*RECORDS PROVIDED*.
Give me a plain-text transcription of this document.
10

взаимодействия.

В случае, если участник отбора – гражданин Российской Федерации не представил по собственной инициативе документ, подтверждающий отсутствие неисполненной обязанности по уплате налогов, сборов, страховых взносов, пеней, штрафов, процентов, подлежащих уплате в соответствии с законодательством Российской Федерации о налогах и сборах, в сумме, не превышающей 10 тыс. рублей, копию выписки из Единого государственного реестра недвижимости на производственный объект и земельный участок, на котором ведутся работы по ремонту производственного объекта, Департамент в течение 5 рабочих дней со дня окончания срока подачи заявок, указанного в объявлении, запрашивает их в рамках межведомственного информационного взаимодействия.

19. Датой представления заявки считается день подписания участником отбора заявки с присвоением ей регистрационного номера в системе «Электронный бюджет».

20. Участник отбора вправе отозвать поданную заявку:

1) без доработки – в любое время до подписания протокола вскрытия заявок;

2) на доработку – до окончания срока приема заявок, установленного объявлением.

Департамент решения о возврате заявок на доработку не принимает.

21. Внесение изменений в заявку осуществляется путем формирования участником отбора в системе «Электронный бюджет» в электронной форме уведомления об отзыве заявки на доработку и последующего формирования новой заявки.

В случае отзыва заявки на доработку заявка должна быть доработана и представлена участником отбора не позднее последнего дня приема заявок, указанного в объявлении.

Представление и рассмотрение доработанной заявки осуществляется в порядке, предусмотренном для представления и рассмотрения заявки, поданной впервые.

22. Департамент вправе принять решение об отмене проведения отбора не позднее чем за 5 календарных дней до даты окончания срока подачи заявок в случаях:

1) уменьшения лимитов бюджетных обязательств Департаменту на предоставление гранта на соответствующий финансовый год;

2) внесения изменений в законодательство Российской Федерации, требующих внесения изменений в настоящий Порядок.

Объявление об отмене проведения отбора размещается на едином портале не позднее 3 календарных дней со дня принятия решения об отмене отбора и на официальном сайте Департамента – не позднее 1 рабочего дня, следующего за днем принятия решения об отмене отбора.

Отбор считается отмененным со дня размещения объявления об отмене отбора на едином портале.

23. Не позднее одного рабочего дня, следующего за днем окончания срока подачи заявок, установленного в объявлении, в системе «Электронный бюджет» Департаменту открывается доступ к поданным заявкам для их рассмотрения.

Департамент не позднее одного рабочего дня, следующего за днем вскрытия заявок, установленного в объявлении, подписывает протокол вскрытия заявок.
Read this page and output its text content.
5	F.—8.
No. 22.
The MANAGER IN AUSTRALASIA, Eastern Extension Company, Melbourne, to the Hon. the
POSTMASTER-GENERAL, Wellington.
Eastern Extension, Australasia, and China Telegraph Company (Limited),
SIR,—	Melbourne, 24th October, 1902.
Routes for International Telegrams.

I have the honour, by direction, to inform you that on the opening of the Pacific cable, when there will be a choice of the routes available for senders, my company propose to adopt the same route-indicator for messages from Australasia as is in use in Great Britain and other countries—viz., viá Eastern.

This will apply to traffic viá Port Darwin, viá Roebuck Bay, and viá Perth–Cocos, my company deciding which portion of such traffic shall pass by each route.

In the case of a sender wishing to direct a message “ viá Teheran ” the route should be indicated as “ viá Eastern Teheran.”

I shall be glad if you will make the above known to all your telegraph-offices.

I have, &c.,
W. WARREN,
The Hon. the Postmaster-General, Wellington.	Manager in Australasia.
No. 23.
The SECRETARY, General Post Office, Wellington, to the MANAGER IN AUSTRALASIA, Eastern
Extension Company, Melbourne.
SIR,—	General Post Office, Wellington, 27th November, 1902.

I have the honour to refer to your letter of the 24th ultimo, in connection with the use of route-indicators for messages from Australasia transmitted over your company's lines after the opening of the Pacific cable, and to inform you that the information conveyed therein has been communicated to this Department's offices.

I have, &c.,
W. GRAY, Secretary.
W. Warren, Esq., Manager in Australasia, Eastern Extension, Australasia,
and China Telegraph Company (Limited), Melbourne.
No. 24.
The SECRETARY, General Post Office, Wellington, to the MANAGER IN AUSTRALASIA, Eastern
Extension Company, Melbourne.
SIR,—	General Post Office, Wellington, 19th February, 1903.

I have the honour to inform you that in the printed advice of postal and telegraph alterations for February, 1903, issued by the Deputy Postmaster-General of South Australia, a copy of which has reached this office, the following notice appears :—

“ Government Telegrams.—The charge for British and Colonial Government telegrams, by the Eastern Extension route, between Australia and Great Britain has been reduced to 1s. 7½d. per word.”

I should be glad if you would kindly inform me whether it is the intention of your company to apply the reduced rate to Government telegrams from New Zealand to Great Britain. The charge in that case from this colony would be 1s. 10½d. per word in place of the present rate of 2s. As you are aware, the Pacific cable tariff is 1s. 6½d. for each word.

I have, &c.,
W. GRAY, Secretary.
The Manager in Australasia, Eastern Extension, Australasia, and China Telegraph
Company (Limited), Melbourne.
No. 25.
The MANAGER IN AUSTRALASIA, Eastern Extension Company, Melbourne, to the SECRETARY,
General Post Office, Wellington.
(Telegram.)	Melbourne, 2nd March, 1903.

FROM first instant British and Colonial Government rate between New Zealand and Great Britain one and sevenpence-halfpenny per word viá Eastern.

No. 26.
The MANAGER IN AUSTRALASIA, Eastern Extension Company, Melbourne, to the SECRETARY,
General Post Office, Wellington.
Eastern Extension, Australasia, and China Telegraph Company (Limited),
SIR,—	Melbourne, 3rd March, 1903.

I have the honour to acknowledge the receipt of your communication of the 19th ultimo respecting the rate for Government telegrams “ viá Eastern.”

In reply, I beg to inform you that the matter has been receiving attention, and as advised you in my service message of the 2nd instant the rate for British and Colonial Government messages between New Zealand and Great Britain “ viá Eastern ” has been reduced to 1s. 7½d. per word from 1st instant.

*DIRECTIVE*. Scan the data for the word "instant" and copy every line where it shows up.

*EXERCISE SOLUTION*.
FROM first instant British and Colonial Government rate between New Zealand and Great Britain one and sevenpence-halfpenny per word viá Eastern.
In reply, I beg to inform you that the matter has been receiving attention, and as advised you in my service message of the 2nd instant the rate for British and Colonial Government messages between New Zealand and Great Britain “ viá Eastern ” has been reduced to 1s. 7½d. per word from 1st instant.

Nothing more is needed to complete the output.